◆ Brief
Set down every record once more, exactly as given.

◆ Material for this exercise
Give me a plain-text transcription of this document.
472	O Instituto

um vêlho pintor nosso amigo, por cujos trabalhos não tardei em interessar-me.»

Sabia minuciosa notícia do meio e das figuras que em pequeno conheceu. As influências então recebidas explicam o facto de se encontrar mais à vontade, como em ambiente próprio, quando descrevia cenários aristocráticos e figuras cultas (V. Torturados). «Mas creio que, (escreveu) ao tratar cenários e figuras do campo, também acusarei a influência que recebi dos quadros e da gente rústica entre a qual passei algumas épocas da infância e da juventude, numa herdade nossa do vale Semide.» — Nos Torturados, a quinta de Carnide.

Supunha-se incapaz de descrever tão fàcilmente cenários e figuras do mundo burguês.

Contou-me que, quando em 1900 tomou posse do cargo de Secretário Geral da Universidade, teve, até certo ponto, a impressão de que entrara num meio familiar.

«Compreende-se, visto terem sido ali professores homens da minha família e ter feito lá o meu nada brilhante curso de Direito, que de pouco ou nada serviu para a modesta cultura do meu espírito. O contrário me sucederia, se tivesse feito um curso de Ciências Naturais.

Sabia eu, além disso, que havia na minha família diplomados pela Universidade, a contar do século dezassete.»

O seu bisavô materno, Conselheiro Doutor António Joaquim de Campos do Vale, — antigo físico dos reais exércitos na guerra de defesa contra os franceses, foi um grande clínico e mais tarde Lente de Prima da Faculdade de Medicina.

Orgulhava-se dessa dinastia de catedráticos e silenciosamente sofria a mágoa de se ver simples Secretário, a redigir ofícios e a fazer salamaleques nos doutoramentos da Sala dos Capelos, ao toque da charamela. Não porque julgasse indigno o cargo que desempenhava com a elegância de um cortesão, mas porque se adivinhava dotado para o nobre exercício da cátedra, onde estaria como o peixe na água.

◆ Answer to the task
Give me a plain-text transcription of this document.
472	O Instituto

um vêlho pintor nosso amigo, por cujos trabalhos não tardei em interessar-me.»

Sabia minuciosa notícia do meio e das figuras que em pequeno conheceu. As influências então recebidas explicam o facto de se encontrar mais à vontade, como em ambiente próprio, quando descrevia cenários aristocráticos e figuras cultas (V. Torturados). «Mas creio que, (escreveu) ao tratar cenários e figuras do campo, também acusarei a influência que recebi dos quadros e da gente rústica entre a qual passei algumas épocas da infância e da juventude, numa herdade nossa do vale Semide.» — Nos Torturados, a quinta de Carnide.

Supunha-se incapaz de descrever tão fàcilmente cenários e figuras do mundo burguês.

Contou-me que, quando em 1900 tomou posse do cargo de Secretário Geral da Universidade, teve, até certo ponto, a impressão de que entrara num meio familiar.

«Compreende-se, visto terem sido ali professores homens da minha família e ter feito lá o meu nada brilhante curso de Direito, que de pouco ou nada serviu para a modesta cultura do meu espírito. O contrário me sucederia, se tivesse feito um curso de Ciências Naturais.

Sabia eu, além disso, que havia na minha família diplomados pela Universidade, a contar do século dezassete.»

O seu bisavô materno, Conselheiro Doutor António Joaquim de Campos do Vale, — antigo físico dos reais exércitos na guerra de defesa contra os franceses, foi um grande clínico e mais tarde Lente de Prima da Faculdade de Medicina.

Orgulhava-se dessa dinastia de catedráticos e silenciosamente sofria a mágoa de se ver simples Secretário, a redigir ofícios e a fazer salamaleques nos doutoramentos da Sala dos Capelos, ao toque da charamela. Não porque julgasse indigno o cargo que desempenhava com a elegância de um cortesão, mas porque se adivinhava dotado para o nobre exercício da cátedra, onde estaria como o peixe na água.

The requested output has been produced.